_Written exercise_.
Print all of the data exactly as written.

_Input data_.
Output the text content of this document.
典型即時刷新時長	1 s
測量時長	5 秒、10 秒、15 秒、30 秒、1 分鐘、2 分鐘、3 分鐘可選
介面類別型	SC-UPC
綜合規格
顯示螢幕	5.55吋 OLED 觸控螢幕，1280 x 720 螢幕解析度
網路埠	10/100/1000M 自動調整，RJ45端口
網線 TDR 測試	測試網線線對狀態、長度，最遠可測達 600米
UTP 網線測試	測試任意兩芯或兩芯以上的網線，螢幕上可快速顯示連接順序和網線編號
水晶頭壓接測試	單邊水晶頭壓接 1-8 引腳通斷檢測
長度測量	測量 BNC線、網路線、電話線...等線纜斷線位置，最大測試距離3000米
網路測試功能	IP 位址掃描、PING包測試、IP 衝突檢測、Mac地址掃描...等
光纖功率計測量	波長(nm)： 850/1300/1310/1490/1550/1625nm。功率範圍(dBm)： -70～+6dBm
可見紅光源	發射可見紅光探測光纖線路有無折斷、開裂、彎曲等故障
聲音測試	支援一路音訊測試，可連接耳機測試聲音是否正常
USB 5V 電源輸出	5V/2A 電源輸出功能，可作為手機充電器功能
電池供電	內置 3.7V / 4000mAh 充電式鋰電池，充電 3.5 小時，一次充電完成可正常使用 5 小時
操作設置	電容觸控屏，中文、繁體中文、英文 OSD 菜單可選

_Exercise response_.
Output the text content of this document.
典型即時刷新時長	1 s
測量時長	5 秒、10 秒、15 秒、30 秒、1 分鐘、2 分鐘、3 分鐘可選
介面類別型	SC-UPC
綜合規格
顯示螢幕	5.55吋 OLED 觸控螢幕，1280 x 720 螢幕解析度
網路埠	10/100/1000M 自動調整，RJ45端口
網線 TDR 測試	測試網線線對狀態、長度，最遠可測達 600米
UTP 網線測試	測試任意兩芯或兩芯以上的網線，螢幕上可快速顯示連接順序和網線編號
水晶頭壓接測試	單邊水晶頭壓接 1-8 引腳通斷檢測
長度測量	測量 BNC線、網路線、電話線...等線纜斷線位置，最大測試距離3000米
網路測試功能	IP 位址掃描、PING包測試、IP 衝突檢測、Mac地址掃描...等
光纖功率計測量	波長(nm)： 850/1300/1310/1490/1550/1625nm。功率範圍(dBm)： -70～+6dBm
可見紅光源	發射可見紅光探測光纖線路有無折斷、開裂、彎曲等故障
聲音測試	支援一路音訊測試，可連接耳機測試聲音是否正常
USB 5V 電源輸出	5V/2A 電源輸出功能，可作為手機充電器功能
電池供電	內置 3.7V / 4000mAh 充電式鋰電池，充電 3.5 小時，一次充電完成可正常使用 5 小時
操作設置	電容觸控屏，中文、繁體中文、英文 OSD 菜單可選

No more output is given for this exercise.